---- Input for this task
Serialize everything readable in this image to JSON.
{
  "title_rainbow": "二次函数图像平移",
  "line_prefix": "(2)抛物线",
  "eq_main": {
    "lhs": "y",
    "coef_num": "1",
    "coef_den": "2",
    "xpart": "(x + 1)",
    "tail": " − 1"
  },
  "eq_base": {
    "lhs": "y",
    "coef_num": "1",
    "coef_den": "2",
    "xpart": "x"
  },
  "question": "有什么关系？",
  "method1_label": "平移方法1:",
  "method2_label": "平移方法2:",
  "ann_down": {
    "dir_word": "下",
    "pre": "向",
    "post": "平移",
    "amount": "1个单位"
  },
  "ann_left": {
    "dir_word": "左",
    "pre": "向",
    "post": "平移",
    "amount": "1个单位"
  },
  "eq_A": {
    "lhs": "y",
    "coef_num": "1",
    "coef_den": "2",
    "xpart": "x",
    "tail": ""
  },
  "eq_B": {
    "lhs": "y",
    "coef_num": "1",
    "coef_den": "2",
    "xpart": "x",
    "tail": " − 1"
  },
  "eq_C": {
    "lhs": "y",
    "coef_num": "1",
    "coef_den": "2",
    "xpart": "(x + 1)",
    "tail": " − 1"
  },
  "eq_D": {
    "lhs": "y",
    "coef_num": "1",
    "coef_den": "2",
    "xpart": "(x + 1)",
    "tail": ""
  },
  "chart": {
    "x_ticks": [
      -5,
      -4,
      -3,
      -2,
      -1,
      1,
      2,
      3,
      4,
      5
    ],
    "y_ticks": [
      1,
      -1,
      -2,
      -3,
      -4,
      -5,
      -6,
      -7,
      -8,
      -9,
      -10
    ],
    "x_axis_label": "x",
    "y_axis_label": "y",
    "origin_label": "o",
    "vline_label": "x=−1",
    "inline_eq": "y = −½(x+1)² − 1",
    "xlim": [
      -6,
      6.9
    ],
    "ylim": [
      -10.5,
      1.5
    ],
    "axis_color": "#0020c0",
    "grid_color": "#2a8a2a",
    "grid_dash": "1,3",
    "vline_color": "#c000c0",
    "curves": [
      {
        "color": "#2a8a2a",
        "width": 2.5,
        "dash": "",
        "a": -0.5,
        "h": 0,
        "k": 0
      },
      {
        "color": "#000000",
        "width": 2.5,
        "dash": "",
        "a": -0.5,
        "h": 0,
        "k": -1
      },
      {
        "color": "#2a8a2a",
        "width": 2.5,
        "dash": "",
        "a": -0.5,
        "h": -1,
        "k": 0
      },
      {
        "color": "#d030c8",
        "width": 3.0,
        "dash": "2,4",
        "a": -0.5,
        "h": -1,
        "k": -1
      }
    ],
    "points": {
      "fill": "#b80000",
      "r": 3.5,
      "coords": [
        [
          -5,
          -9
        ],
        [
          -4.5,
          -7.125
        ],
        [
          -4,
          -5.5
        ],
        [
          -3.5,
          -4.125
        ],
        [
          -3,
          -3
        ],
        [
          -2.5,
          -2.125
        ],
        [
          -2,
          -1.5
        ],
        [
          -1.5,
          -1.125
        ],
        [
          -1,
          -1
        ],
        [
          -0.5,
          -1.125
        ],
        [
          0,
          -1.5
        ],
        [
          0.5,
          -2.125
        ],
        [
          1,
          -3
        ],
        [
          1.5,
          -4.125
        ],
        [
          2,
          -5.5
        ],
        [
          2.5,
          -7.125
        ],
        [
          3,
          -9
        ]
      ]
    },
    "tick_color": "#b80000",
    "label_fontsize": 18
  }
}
--------
From the records above, extract every entry exactly as given.

Serialize everything readable in this image to JSON.
{
  "title_rainbow": "二次函数图像平移",
  "line_prefix": "(2)抛物线",
  "eq_main": {
    "lhs": "y",
    "coef_num": "1",
    "coef_den": "2",
    "xpart": "(x + 1)",
    "tail": " − 1"
  },
  "eq_base": {
    "lhs": "y",
    "coef_num": "1",
    "coef_den": "2",
    "xpart": "x"
  },
  "question": "有什么关系？",
  "method1_label": "平移方法1:",
  "method2_label": "平移方法2:",
  "ann_down": {
    "dir_word": "下",
    "pre": "向",
    "post": "平移",
    "amount": "1个单位"
  },
  "ann_left": {
    "dir_word": "左",
    "pre": "向",
    "post": "平移",
    "amount": "1个单位"
  },
  "eq_A": {
    "lhs": "y",
    "coef_num": "1",
    "coef_den": "2",
    "xpart": "x",
    "tail": ""
  },
  "eq_B": {
    "lhs": "y",
    "coef_num": "1",
    "coef_den": "2",
    "xpart": "x",
    "tail": " − 1"
  },
  "eq_C": {
    "lhs": "y",
    "coef_num": "1",
    "coef_den": "2",
    "xpart": "(x + 1)",
    "tail": " − 1"
  },
  "eq_D": {
    "lhs": "y",
    "coef_num": "1",
    "coef_den": "2",
    "xpart": "(x + 1)",
    "tail": ""
  },
  "chart": {
    "x_ticks": [
      -5,
      -4,
      -3,
      -2,
      -1,
      1,
      2,
      3,
      4,
      5
    ],
    "y_ticks": [
      1,
      -1,
      -2,
      -3,
      -4,
      -5,
      -6,
      -7,
      -8,
      -9,
      -10
    ],
    "x_axis_label": "x",
    "y_axis_label": "y",
    "origin_label": "o",
    "vline_label": "x=−1",
    "inline_eq": "y = −½(x+1)² − 1",
    "xlim": [
      -6,
      6.9
    ],
    "ylim": [
      -10.5,
      1.5
    ],
    "axis_color": "#0020c0",
    "grid_color": "#2a8a2a",
    "grid_dash": "1,3",
    "vline_color": "#c000c0",
    "curves": [
      {
        "color": "#2a8a2a",
        "width": 2.5,
        "dash": "",
        "a": -0.5,
        "h": 0,
        "k": 0
      },
      {
        "color": "#000000",
        "width": 2.5,
        "dash": "",
        "a": -0.5,
        "h": 0,
        "k": -1
      },
      {
        "color": "#2a8a2a",
        "width": 2.5,
        "dash": "",
        "a": -0.5,
        "h": -1,
        "k": 0
      },
      {
        "color": "#d030c8",
        "width": 3.0,
        "dash": "2,4",
        "a": -0.5,
        "h": -1,
        "k": -1
      }
    ],
    "points": {
      "fill": "#b80000",
      "r": 3.5,
      "coords": [
        [
          -5,
          -9
        ],
        [
          -4.5,
          -7.125
        ],
        [
          -4,
          -5.5
        ],
        [
          -3.5,
          -4.125
        ],
        [
          -3,
          -3
        ],
        [
          -2.5,
          -2.125
        ],
        [
          -2,
          -1.5
        ],
        [
          -1.5,
          -1.125
        ],
        [
          -1,
          -1
        ],
        [
          -0.5,
          -1.125
        ],
        [
          0,
          -1.5
        ],
        [
          0.5,
          -2.125
        ],
        [
          1,
          -3
        ],
        [
          1.5,
          -4.125
        ],
        [
          2,
          -5.5
        ],
        [
          2.5,
          -7.125
        ],
        [
          3,
          -9
        ]
      ]
    },
    "tick_color": "#b80000",
    "label_fontsize": 18
  }
}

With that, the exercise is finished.